- Instructions for the task
Do not include the pictures; repeat the rest of the data exactly.

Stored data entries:
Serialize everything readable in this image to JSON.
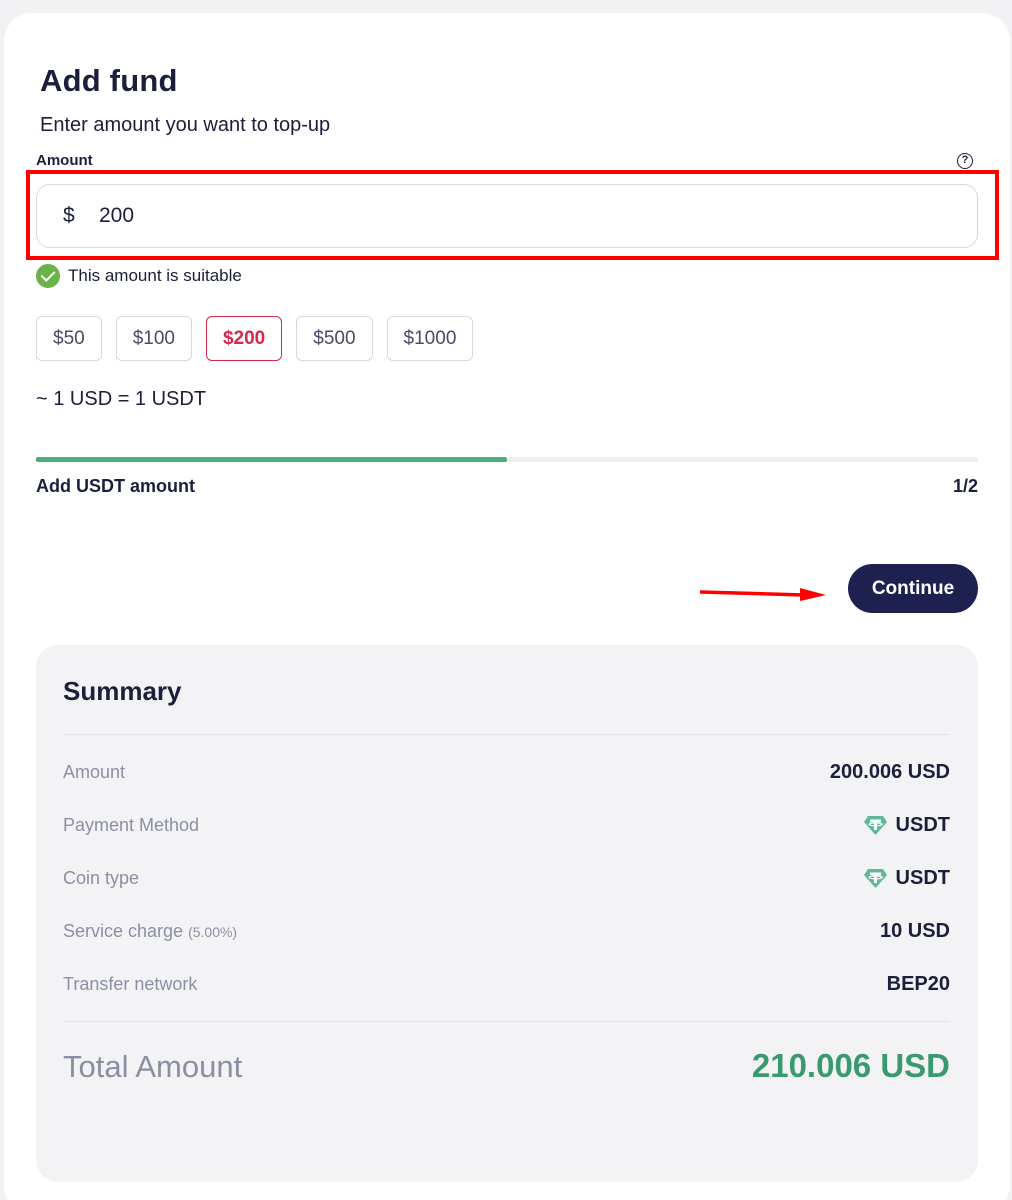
{
  "header": {
    "title": "Add fund",
    "subtitle": "Enter amount you want to top-up"
  },
  "amount": {
    "label": "Amount",
    "help_icon": "question-circle-icon",
    "currency_symbol": "$",
    "value": "200",
    "validation_message": "This amount is suitable",
    "validation_icon": "check-circle-icon"
  },
  "presets": [
    {
      "label": "$50",
      "selected": false
    },
    {
      "label": "$100",
      "selected": false
    },
    {
      "label": "$200",
      "selected": true
    },
    {
      "label": "$500",
      "selected": false
    },
    {
      "label": "$1000",
      "selected": false
    }
  ],
  "rate": "~ 1 USD = 1 USDT",
  "progress": {
    "label": "Add USDT amount",
    "step": "1/2",
    "fraction": 0.5
  },
  "continue_label": "Continue",
  "summary": {
    "title": "Summary",
    "rows": [
      {
        "label": "Amount",
        "note": "",
        "value": "200.006 USD",
        "icon": ""
      },
      {
        "label": "Payment Method",
        "note": "",
        "value": "USDT",
        "icon": "tether-icon"
      },
      {
        "label": "Coin type",
        "note": "",
        "value": "USDT",
        "icon": "tether-icon"
      },
      {
        "label": "Service charge",
        "note": "(5.00%)",
        "value": "10 USD",
        "icon": ""
      },
      {
        "label": "Transfer network",
        "note": "",
        "value": "BEP20",
        "icon": ""
      }
    ],
    "total_label": "Total Amount",
    "total_value": "210.006 USD"
  },
  "colors": {
    "brand_dark": "#1e2150",
    "accent_red": "#d6284f",
    "success_green": "#4caf78",
    "total_green": "#3a9a6f",
    "annotation_red": "#ff0000"
  }
}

- Response
Serialize everything readable in this image to JSON.
{
  "header": {
    "title": "Add fund",
    "subtitle": "Enter amount you want to top-up"
  },
  "amount": {
    "label": "Amount",
    "help_icon": "question-circle-icon",
    "currency_symbol": "$",
    "value": "200",
    "validation_message": "This amount is suitable",
    "validation_icon": "check-circle-icon"
  },
  "presets": [
    {
      "label": "$50",
      "selected": false
    },
    {
      "label": "$100",
      "selected": false
    },
    {
      "label": "$200",
      "selected": true
    },
    {
      "label": "$500",
      "selected": false
    },
    {
      "label": "$1000",
      "selected": false
    }
  ],
  "rate": "~ 1 USD = 1 USDT",
  "progress": {
    "label": "Add USDT amount",
    "step": "1/2",
    "fraction": 0.5
  },
  "continue_label": "Continue",
  "summary": {
    "title": "Summary",
    "rows": [
      {
        "label": "Amount",
        "note": "",
        "value": "200.006 USD",
        "icon": ""
      },
      {
        "label": "Payment Method",
        "note": "",
        "value": "USDT",
        "icon": "tether-icon"
      },
      {
        "label": "Coin type",
        "note": "",
        "value": "USDT",
        "icon": "tether-icon"
      },
      {
        "label": "Service charge",
        "note": "(5.00%)",
        "value": "10 USD",
        "icon": ""
      },
      {
        "label": "Transfer network",
        "note": "",
        "value": "BEP20",
        "icon": ""
      }
    ],
    "total_label": "Total Amount",
    "total_value": "210.006 USD"
  },
  "colors": {
    "brand_dark": "#1e2150",
    "accent_red": "#d6284f",
    "success_green": "#4caf78",
    "total_green": "#3a9a6f",
    "annotation_red": "#ff0000"
  }
}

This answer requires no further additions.